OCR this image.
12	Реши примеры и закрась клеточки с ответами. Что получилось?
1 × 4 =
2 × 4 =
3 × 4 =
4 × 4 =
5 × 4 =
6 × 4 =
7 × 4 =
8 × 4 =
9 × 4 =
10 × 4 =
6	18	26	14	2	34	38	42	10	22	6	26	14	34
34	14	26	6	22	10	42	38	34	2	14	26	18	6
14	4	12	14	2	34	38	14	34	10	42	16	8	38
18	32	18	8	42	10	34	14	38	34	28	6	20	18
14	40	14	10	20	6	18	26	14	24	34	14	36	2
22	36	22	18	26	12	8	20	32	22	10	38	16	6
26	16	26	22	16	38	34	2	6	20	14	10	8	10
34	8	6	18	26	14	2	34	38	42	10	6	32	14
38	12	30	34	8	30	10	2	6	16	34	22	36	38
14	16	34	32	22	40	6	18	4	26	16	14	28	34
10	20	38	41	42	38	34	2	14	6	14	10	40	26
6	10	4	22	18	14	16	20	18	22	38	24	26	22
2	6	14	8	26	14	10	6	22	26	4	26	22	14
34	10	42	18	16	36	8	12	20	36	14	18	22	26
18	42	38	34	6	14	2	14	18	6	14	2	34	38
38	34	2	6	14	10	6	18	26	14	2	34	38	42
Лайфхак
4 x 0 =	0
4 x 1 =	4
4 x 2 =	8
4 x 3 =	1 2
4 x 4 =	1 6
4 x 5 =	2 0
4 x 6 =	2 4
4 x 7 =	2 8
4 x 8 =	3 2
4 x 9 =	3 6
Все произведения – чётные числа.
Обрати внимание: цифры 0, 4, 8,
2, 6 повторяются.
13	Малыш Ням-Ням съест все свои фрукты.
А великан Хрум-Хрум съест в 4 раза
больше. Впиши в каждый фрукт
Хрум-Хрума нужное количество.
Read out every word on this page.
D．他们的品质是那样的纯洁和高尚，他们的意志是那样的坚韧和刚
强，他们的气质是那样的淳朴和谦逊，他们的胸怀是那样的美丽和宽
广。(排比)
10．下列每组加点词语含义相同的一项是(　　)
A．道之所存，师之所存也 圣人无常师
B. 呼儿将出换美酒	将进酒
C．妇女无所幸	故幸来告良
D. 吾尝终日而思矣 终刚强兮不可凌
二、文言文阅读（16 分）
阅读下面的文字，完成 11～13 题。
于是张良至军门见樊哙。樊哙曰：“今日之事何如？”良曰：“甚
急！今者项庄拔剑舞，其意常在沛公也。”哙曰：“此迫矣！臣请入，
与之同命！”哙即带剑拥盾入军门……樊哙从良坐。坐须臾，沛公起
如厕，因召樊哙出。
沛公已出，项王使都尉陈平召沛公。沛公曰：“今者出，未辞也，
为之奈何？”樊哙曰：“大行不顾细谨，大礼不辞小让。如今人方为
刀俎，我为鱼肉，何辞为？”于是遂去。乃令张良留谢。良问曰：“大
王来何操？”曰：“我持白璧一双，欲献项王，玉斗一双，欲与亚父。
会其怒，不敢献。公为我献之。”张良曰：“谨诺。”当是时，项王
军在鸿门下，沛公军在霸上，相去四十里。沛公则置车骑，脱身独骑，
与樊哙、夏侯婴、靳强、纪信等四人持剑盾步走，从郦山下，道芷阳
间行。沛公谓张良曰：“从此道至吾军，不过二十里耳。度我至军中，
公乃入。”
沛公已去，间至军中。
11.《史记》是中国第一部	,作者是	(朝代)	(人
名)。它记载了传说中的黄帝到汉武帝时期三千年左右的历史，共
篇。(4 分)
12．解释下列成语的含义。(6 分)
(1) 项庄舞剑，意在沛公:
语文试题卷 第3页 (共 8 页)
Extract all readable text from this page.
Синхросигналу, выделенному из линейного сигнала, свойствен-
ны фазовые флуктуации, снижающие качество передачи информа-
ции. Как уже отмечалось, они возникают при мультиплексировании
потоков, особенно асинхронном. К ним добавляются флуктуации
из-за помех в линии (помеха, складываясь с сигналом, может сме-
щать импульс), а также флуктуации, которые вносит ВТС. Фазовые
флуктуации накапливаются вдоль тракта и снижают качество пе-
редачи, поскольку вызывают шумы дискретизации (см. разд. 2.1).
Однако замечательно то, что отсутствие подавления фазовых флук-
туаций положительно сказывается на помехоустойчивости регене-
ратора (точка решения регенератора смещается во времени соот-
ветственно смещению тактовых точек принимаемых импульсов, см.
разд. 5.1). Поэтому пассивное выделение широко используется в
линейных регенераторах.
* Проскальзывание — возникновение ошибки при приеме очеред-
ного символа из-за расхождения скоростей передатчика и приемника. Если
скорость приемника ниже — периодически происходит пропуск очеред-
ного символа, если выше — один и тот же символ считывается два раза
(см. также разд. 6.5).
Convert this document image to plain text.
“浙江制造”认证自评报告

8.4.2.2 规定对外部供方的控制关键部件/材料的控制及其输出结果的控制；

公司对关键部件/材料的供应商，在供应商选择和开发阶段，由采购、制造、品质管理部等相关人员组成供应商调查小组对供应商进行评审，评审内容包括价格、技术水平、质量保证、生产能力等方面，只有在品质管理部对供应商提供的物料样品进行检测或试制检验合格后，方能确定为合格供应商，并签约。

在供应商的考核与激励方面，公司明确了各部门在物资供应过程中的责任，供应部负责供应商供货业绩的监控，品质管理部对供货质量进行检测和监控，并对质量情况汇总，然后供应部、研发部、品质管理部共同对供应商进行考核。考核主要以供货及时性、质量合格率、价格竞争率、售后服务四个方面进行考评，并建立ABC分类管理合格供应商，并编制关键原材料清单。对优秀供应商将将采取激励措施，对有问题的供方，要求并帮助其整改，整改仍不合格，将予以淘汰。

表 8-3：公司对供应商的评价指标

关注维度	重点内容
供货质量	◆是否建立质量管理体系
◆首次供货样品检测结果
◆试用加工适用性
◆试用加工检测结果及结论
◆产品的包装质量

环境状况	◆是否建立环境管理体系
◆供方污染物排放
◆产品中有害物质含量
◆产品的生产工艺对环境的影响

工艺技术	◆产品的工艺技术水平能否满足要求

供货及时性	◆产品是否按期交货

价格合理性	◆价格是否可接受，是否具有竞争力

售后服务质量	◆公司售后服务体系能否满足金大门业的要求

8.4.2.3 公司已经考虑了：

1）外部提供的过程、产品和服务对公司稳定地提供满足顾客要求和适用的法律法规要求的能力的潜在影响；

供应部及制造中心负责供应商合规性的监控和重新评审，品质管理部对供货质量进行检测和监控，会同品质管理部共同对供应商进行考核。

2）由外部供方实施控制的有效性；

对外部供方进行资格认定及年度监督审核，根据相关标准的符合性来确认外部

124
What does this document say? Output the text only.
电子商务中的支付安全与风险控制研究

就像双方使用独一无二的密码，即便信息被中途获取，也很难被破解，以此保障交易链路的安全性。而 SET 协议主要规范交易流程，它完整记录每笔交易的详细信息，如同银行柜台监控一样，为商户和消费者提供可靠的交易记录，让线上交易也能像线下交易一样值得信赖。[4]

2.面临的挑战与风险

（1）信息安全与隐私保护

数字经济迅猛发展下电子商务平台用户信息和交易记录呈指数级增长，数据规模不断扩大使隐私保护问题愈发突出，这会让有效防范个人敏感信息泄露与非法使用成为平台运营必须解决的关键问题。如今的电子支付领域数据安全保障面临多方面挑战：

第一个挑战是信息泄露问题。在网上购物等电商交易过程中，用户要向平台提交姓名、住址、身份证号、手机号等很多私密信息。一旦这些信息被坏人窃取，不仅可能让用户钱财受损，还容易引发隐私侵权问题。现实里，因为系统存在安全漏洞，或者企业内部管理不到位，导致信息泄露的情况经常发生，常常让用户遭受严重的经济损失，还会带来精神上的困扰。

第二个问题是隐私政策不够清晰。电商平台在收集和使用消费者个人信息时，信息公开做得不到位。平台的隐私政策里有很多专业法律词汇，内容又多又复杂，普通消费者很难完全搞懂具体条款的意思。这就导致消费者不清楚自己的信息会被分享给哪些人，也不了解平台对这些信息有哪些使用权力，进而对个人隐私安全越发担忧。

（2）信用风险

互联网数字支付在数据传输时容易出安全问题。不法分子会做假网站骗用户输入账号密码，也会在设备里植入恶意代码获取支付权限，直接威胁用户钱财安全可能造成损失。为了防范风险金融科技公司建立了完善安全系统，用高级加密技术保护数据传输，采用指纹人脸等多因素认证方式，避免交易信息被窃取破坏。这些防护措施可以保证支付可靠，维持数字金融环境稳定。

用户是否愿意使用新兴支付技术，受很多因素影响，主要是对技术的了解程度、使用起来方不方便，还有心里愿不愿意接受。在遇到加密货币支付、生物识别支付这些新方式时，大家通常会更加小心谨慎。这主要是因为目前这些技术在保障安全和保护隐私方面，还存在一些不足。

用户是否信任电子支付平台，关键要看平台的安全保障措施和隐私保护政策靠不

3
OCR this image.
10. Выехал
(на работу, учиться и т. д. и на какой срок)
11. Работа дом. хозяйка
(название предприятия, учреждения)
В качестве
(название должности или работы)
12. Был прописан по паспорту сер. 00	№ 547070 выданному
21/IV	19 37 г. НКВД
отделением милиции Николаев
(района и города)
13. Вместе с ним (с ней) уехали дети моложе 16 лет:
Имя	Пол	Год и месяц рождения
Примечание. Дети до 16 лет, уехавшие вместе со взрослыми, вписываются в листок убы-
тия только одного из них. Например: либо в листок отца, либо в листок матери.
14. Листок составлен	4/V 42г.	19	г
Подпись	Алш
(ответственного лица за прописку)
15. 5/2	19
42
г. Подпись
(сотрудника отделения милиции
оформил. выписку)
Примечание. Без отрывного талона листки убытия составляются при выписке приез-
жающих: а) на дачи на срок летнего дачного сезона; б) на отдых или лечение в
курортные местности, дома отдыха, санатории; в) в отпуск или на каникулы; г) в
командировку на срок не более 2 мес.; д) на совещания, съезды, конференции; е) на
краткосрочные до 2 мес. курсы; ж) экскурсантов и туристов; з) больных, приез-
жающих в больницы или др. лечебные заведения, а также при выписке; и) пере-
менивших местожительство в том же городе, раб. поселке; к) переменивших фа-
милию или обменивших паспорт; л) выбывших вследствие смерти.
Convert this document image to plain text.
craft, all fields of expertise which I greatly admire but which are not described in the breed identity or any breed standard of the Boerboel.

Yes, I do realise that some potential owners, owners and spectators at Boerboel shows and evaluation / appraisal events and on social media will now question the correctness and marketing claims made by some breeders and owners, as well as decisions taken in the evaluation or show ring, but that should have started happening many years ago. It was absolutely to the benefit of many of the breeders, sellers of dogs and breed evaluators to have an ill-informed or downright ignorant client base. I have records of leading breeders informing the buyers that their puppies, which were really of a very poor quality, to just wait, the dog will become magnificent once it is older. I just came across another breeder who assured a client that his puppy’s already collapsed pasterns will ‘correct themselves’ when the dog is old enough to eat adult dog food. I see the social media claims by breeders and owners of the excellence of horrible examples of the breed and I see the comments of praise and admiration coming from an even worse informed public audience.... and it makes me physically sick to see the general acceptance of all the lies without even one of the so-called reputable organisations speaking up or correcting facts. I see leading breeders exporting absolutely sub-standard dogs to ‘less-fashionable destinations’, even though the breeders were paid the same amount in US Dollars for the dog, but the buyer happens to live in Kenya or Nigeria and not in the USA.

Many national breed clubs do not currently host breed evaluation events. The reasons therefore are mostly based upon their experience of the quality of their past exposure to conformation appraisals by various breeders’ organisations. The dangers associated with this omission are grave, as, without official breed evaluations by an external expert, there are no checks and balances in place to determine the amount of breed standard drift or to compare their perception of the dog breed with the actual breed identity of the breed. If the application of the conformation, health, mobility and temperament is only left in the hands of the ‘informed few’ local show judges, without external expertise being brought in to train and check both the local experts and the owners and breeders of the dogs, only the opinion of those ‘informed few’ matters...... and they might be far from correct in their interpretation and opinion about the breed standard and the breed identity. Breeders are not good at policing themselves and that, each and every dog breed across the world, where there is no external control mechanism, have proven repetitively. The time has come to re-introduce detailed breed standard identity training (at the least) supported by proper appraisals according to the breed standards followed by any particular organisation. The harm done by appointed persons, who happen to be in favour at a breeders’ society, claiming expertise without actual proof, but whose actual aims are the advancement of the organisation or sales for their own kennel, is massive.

* **DESCRIPTION OF THE TASK**: Find how many lines include the string "милиции" and report that number alone.

* **THE COMPLETED TASK**: 2